Exercise prompt - Rewrite the material below with every instance of "spread-point" swapped for "dispersion-point", keeping everything else unchanged.

Element location listings
═══
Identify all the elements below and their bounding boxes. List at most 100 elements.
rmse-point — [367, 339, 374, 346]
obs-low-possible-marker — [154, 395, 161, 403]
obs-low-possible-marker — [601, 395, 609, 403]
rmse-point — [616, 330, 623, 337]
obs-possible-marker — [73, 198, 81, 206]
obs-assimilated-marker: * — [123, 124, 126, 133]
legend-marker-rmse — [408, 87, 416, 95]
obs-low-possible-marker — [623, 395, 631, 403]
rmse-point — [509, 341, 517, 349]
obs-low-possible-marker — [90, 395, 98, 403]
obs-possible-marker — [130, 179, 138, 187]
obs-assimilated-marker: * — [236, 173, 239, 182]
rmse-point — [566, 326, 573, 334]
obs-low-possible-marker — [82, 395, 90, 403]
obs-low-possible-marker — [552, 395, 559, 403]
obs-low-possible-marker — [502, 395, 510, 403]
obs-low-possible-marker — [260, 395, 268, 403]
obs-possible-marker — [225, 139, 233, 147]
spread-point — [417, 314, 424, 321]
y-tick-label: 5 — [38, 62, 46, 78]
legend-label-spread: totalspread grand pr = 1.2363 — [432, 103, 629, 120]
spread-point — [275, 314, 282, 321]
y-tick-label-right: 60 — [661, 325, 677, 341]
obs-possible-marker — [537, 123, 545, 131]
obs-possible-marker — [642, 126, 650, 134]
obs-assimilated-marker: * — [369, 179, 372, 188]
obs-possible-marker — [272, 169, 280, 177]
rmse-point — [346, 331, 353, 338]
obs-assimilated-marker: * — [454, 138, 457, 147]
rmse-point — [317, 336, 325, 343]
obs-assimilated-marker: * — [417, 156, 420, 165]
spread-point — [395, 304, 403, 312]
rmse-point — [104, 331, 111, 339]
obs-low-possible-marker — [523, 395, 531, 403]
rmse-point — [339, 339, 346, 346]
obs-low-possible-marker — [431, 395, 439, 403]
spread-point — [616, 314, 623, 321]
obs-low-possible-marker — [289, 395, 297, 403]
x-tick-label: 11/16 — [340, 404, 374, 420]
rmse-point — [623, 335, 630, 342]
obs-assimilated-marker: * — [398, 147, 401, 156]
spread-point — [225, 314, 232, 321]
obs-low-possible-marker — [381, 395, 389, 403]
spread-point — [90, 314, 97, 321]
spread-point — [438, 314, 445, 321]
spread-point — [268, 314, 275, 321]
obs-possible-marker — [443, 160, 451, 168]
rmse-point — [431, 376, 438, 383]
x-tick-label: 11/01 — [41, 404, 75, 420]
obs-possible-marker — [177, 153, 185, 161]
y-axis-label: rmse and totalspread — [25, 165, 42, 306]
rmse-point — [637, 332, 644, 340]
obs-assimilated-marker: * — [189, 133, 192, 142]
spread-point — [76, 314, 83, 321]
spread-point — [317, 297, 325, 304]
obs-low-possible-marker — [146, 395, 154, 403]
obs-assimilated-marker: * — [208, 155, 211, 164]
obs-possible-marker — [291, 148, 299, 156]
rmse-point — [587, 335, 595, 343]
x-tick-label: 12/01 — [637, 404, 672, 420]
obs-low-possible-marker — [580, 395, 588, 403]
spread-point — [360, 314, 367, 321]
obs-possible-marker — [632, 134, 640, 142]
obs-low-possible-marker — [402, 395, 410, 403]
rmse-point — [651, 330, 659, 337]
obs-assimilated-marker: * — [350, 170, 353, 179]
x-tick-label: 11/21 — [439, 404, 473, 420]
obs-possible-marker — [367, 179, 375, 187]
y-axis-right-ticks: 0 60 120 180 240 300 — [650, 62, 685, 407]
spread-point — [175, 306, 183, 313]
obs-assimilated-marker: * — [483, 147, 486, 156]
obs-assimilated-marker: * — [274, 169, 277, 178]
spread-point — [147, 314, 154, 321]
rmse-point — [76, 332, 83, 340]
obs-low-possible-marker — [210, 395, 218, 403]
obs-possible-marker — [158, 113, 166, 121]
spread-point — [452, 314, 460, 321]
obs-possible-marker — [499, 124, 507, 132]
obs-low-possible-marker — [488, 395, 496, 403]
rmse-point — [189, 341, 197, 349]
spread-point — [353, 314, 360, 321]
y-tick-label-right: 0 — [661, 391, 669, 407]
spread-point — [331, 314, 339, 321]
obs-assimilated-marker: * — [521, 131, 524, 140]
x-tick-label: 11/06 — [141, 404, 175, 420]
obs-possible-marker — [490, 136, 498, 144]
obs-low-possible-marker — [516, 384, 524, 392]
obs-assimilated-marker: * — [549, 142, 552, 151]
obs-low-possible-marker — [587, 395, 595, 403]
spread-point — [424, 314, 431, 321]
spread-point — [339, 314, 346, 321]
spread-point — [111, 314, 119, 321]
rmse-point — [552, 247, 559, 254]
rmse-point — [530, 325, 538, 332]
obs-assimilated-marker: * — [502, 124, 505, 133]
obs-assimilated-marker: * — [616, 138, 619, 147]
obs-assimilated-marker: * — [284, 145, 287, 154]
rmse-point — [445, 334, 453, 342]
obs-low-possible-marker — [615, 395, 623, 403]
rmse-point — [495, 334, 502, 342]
═══
Response to this task -
Identify all the elements below and their bounding boxes. List at most 100 elements.
rmse-point — [367, 339, 374, 346]
obs-low-possible-marker — [154, 395, 161, 403]
obs-low-possible-marker — [601, 395, 609, 403]
rmse-point — [616, 330, 623, 337]
obs-possible-marker — [73, 198, 81, 206]
obs-assimilated-marker: * — [123, 124, 126, 133]
legend-marker-rmse — [408, 87, 416, 95]
obs-low-possible-marker — [623, 395, 631, 403]
rmse-point — [509, 341, 517, 349]
obs-low-possible-marker — [90, 395, 98, 403]
obs-possible-marker — [130, 179, 138, 187]
obs-assimilated-marker: * — [236, 173, 239, 182]
rmse-point — [566, 326, 573, 334]
obs-low-possible-marker — [82, 395, 90, 403]
obs-low-possible-marker — [552, 395, 559, 403]
obs-low-possible-marker — [502, 395, 510, 403]
obs-low-possible-marker — [260, 395, 268, 403]
obs-possible-marker — [225, 139, 233, 147]
dispersion-point — [417, 314, 424, 321]
y-tick-label: 5 — [38, 62, 46, 78]
legend-label-spread: totalspread grand pr = 1.2363 — [432, 103, 629, 120]
dispersion-point — [275, 314, 282, 321]
y-tick-label-right: 60 — [661, 325, 677, 341]
obs-possible-marker — [537, 123, 545, 131]
obs-possible-marker — [642, 126, 650, 134]
obs-assimilated-marker: * — [369, 179, 372, 188]
obs-possible-marker — [272, 169, 280, 177]
rmse-point — [346, 331, 353, 338]
obs-assimilated-marker: * — [454, 138, 457, 147]
rmse-point — [317, 336, 325, 343]
obs-assimilated-marker: * — [417, 156, 420, 165]
dispersion-point — [395, 304, 403, 312]
rmse-point — [104, 331, 111, 339]
obs-low-possible-marker — [523, 395, 531, 403]
rmse-point — [339, 339, 346, 346]
obs-low-possible-marker — [431, 395, 439, 403]
dispersion-point — [616, 314, 623, 321]
obs-low-possible-marker — [289, 395, 297, 403]
x-tick-label: 11/16 — [340, 404, 374, 420]
rmse-point — [623, 335, 630, 342]
obs-assimilated-marker: * — [398, 147, 401, 156]
dispersion-point — [225, 314, 232, 321]
obs-low-possible-marker — [381, 395, 389, 403]
dispersion-point — [90, 314, 97, 321]
dispersion-point — [438, 314, 445, 321]
dispersion-point — [268, 314, 275, 321]
obs-possible-marker — [443, 160, 451, 168]
rmse-point — [431, 376, 438, 383]
x-tick-label: 11/01 — [41, 404, 75, 420]
obs-possible-marker — [177, 153, 185, 161]
y-axis-label: rmse and totalspread — [25, 165, 42, 306]
rmse-point — [637, 332, 644, 340]
obs-assimilated-marker: * — [189, 133, 192, 142]
dispersion-point — [76, 314, 83, 321]
dispersion-point — [317, 297, 325, 304]
obs-low-possible-marker — [146, 395, 154, 403]
obs-assimilated-marker: * — [208, 155, 211, 164]
obs-possible-marker — [291, 148, 299, 156]
rmse-point — [587, 335, 595, 343]
x-tick-label: 12/01 — [637, 404, 672, 420]
obs-low-possible-marker — [580, 395, 588, 403]
dispersion-point — [360, 314, 367, 321]
obs-possible-marker — [632, 134, 640, 142]
obs-low-possible-marker — [402, 395, 410, 403]
rmse-point — [651, 330, 659, 337]
obs-assimilated-marker: * — [350, 170, 353, 179]
x-tick-label: 11/21 — [439, 404, 473, 420]
obs-possible-marker — [367, 179, 375, 187]
y-axis-right-ticks: 0 60 120 180 240 300 — [650, 62, 685, 407]
dispersion-point — [175, 306, 183, 313]
obs-assimilated-marker: * — [483, 147, 486, 156]
obs-assimilated-marker: * — [274, 169, 277, 178]
dispersion-point — [147, 314, 154, 321]
rmse-point — [76, 332, 83, 340]
obs-low-possible-marker — [210, 395, 218, 403]
obs-possible-marker — [158, 113, 166, 121]
dispersion-point — [452, 314, 460, 321]
obs-possible-marker — [499, 124, 507, 132]
obs-low-possible-marker — [488, 395, 496, 403]
rmse-point — [189, 341, 197, 349]
dispersion-point — [353, 314, 360, 321]
y-tick-label-right: 0 — [661, 391, 669, 407]
dispersion-point — [331, 314, 339, 321]
obs-assimilated-marker: * — [521, 131, 524, 140]
x-tick-label: 11/06 — [141, 404, 175, 420]
obs-possible-marker — [490, 136, 498, 144]
obs-low-possible-marker — [516, 384, 524, 392]
obs-assimilated-marker: * — [549, 142, 552, 151]
obs-low-possible-marker — [587, 395, 595, 403]
dispersion-point — [424, 314, 431, 321]
dispersion-point — [339, 314, 346, 321]
dispersion-point — [111, 314, 119, 321]
rmse-point — [552, 247, 559, 254]
rmse-point — [530, 325, 538, 332]
obs-assimilated-marker: * — [502, 124, 505, 133]
obs-assimilated-marker: * — [616, 138, 619, 147]
obs-assimilated-marker: * — [284, 145, 287, 154]
rmse-point — [445, 334, 453, 342]
obs-low-possible-marker — [615, 395, 623, 403]
rmse-point — [495, 334, 502, 342]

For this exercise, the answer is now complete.